## Description of the task
Please copy out the lines from the one containing "legend-label: zero loss" up to and including the one containing "line-series [131, 224, 575, 376]", keeping every character unchanged.

## Data listing
— start —
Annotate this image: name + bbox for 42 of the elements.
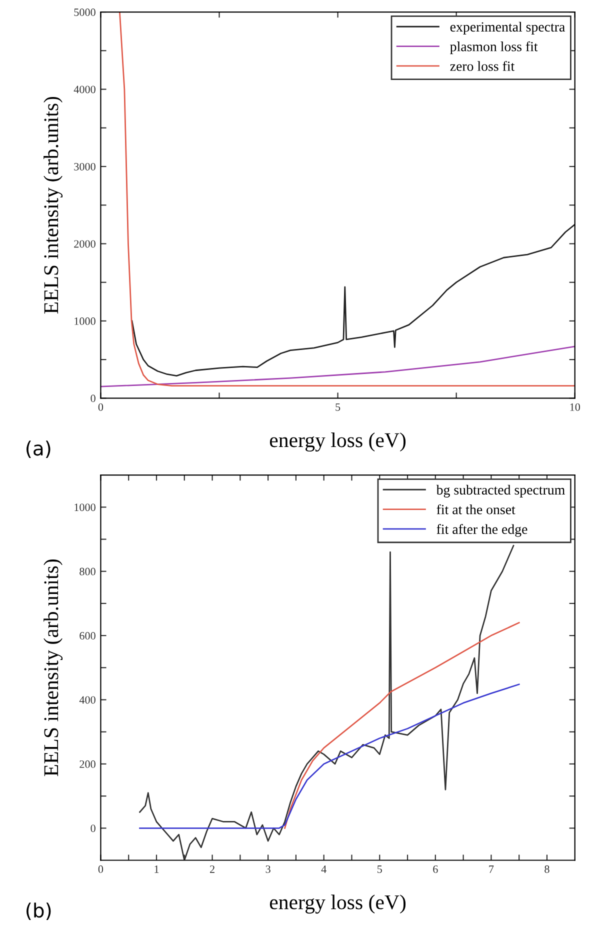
legend-label: zero loss fit [450, 61, 515, 71]
text: (b) [26, 902, 51, 920]
x-tick-label: 0 [98, 865, 104, 873]
x-tick-label: 6 [433, 865, 438, 873]
x-tick-label: 5 [377, 866, 382, 873]
x-tick-label: 1 [154, 865, 159, 873]
x-tick-label: 2 [210, 865, 214, 873]
x-axis-title: energy loss (eV) [270, 432, 406, 452]
y-axis-title: EELS intensity (arb.units) [44, 96, 63, 314]
line-series [131, 224, 575, 376]
y-tick-label: 800 [80, 568, 96, 576]
line-series [118, 12, 575, 387]
y-tick-label: 1000 [74, 317, 96, 325]
x-tick-label: 7 [489, 866, 494, 873]
x-tick-label: 5 [336, 403, 340, 411]
text: (a) [26, 440, 50, 458]
line-series [284, 622, 520, 829]
y-tick-label: 5000 [74, 8, 96, 16]
x-tick-label: 4 [321, 866, 326, 873]
legend-label: bg subtracted spectrum [436, 484, 565, 498]
x-tick-label: 8 [544, 865, 550, 873]
legend-label: fit after the edge [436, 524, 528, 537]
x-tick-label: 0 [98, 403, 104, 411]
y-tick-label: 4000 [74, 86, 96, 94]
x-tick-label: 10 [570, 403, 580, 411]
y-tick-label: 200 [80, 760, 96, 768]
legend-label: experimental spectra [450, 22, 565, 34]
legend-label: plasmon loss fit [450, 41, 538, 54]
y-tick-label: 400 [79, 696, 96, 704]
line-series [139, 544, 514, 860]
line-series [139, 684, 520, 829]
x-tick-label: 3 [266, 865, 270, 873]
y-tick-label: 0 [90, 394, 96, 402]
y-tick-label: 2000 [74, 240, 96, 248]
y-tick-label: 3000 [74, 162, 96, 170]
line-series [100, 346, 575, 388]
legend-label: fit at the onset [436, 504, 516, 514]
y-tick-label: 600 [80, 632, 96, 640]
y-tick-label: 1000 [74, 504, 96, 512]
x-axis-title: energy loss (eV) [270, 894, 406, 914]
y-tick-label: 0 [90, 824, 96, 832]
y-axis-title: EELS intensity (arb.units) [44, 559, 63, 776]
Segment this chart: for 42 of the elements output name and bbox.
— end —
## Response
legend-label: zero loss fit [450, 61, 515, 71]
text: (b) [26, 902, 51, 920]
x-tick-label: 0 [98, 865, 104, 873]
x-tick-label: 6 [433, 865, 438, 873]
x-tick-label: 5 [377, 866, 382, 873]
x-tick-label: 1 [154, 865, 159, 873]
x-tick-label: 2 [210, 865, 214, 873]
x-axis-title: energy loss (eV) [270, 432, 406, 452]
y-axis-title: EELS intensity (arb.units) [44, 96, 63, 314]
line-series [131, 224, 575, 376]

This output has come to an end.